┌────────
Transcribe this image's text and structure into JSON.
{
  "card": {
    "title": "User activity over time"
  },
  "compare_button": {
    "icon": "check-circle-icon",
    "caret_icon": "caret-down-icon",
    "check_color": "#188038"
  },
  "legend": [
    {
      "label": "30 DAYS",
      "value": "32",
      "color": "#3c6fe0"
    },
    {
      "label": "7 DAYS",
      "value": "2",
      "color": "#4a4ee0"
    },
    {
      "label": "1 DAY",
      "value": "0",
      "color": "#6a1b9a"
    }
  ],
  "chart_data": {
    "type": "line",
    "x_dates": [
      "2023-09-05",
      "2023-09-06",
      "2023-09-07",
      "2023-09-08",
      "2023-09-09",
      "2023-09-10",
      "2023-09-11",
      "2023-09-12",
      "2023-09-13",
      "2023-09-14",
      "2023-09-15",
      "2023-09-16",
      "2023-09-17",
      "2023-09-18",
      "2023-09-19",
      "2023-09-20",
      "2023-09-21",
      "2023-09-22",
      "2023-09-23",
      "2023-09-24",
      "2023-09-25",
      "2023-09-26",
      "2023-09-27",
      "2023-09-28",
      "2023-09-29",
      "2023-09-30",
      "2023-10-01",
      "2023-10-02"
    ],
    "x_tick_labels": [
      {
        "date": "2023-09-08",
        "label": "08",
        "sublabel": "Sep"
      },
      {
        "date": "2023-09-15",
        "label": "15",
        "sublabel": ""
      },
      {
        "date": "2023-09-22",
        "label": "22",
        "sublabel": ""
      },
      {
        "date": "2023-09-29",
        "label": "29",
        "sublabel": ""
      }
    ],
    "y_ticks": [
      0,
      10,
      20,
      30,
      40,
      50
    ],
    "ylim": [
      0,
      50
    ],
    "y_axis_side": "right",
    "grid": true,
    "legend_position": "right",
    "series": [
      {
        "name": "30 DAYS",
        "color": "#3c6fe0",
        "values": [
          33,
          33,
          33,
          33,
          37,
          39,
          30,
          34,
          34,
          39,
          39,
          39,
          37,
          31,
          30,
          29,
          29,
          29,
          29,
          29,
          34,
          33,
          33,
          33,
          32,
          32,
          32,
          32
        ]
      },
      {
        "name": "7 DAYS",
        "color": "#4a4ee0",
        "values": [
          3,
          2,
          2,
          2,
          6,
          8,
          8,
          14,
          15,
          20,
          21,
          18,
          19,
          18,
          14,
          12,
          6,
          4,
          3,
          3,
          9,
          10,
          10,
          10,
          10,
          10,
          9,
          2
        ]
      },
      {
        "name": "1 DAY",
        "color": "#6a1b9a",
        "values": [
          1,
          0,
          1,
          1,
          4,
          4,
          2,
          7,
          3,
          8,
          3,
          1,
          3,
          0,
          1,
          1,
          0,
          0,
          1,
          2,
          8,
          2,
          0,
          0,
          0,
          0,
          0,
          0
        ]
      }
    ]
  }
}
└────────
** AIM **
Take the entries above and transcribe them in full.

** THE REPLY **
Transcribe this image's text and structure into JSON.
{
  "card": {
    "title": "User activity over time"
  },
  "compare_button": {
    "icon": "check-circle-icon",
    "caret_icon": "caret-down-icon",
    "check_color": "#188038"
  },
  "legend": [
    {
      "label": "30 DAYS",
      "value": "32",
      "color": "#3c6fe0"
    },
    {
      "label": "7 DAYS",
      "value": "2",
      "color": "#4a4ee0"
    },
    {
      "label": "1 DAY",
      "value": "0",
      "color": "#6a1b9a"
    }
  ],
  "chart_data": {
    "type": "line",
    "x_dates": [
      "2023-09-05",
      "2023-09-06",
      "2023-09-07",
      "2023-09-08",
      "2023-09-09",
      "2023-09-10",
      "2023-09-11",
      "2023-09-12",
      "2023-09-13",
      "2023-09-14",
      "2023-09-15",
      "2023-09-16",
      "2023-09-17",
      "2023-09-18",
      "2023-09-19",
      "2023-09-20",
      "2023-09-21",
      "2023-09-22",
      "2023-09-23",
      "2023-09-24",
      "2023-09-25",
      "2023-09-26",
      "2023-09-27",
      "2023-09-28",
      "2023-09-29",
      "2023-09-30",
      "2023-10-01",
      "2023-10-02"
    ],
    "x_tick_labels": [
      {
        "date": "2023-09-08",
        "label": "08",
        "sublabel": "Sep"
      },
      {
        "date": "2023-09-15",
        "label": "15",
        "sublabel": ""
      },
      {
        "date": "2023-09-22",
        "label": "22",
        "sublabel": ""
      },
      {
        "date": "2023-09-29",
        "label": "29",
        "sublabel": ""
      }
    ],
    "y_ticks": [
      0,
      10,
      20,
      30,
      40,
      50
    ],
    "ylim": [
      0,
      50
    ],
    "y_axis_side": "right",
    "grid": true,
    "legend_position": "right",
    "series": [
      {
        "name": "30 DAYS",
        "color": "#3c6fe0",
        "values": [
          33,
          33,
          33,
          33,
          37,
          39,
          30,
          34,
          34,
          39,
          39,
          39,
          37,
          31,
          30,
          29,
          29,
          29,
          29,
          29,
          34,
          33,
          33,
          33,
          32,
          32,
          32,
          32
        ]
      },
      {
        "name": "7 DAYS",
        "color": "#4a4ee0",
        "values": [
          3,
          2,
          2,
          2,
          6,
          8,
          8,
          14,
          15,
          20,
          21,
          18,
          19,
          18,
          14,
          12,
          6,
          4,
          3,
          3,
          9,
          10,
          10,
          10,
          10,
          10,
          9,
          2
        ]
      },
      {
        "name": "1 DAY",
        "color": "#6a1b9a",
        "values": [
          1,
          0,
          1,
          1,
          4,
          4,
          2,
          7,
          3,
          8,
          3,
          1,
          3,
          0,
          1,
          1,
          0,
          0,
          1,
          2,
          8,
          2,
          0,
          0,
          0,
          0,
          0,
          0
        ]
      }
    ]
  }
}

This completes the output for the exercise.